EXCERPT PROVIDED:
◇ ◇ ◇ ◇ ◇ ◇ ◇
• La Rondine Classroom Activities

 The activities in this guide address several aspects of La Rondine:

  • The opera’s exploration of love, romance, and responsibility
  • Features of the opera’s structure and text that distinguish it as a work of modernity
  • The relationships among forms of musical narrative, including opera, operetta and the Broadway-style musical
  • Creative choices and notable personalities involved in this new Metropolitan Opera production

The guide seeks not only to acquaint students with La Rondine, but also to encourage them to think more broadly about opera—and the performing arts in general—as a means of personal and philosophical expression. Little prior knowledge is required for the activities.
◇ ◇ ◇ ◇ ◇ ◇ ◇
REQUESTS:
A: Copy out the part of the La Rondine guide text that begins at the words "The guide seeks" and ends after the words "for the activities.".
B: According to the La Rondine guide text, how much prior knowledge do the activities require?

GIVEN INFORMATION:
◇ ◇ ◇ ◇ ◇ ◇ ◇
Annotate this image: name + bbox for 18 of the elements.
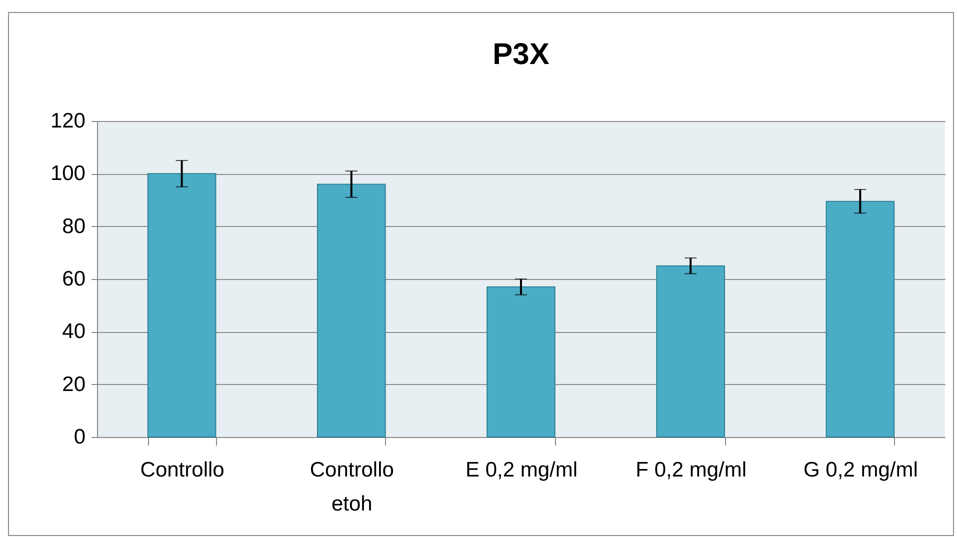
◇ ◇ ◇ ◇ ◇ ◇ ◇
RESPONSE LIST:
A:
The guide seeks not only to acquaint students with La Rondine, but also to encourage them to think more broadly about opera—and the performing arts in general—as a means of personal and philosophical expression. Little prior knowledge is required for the activities.

B: Little prior knowledge is required for the activities.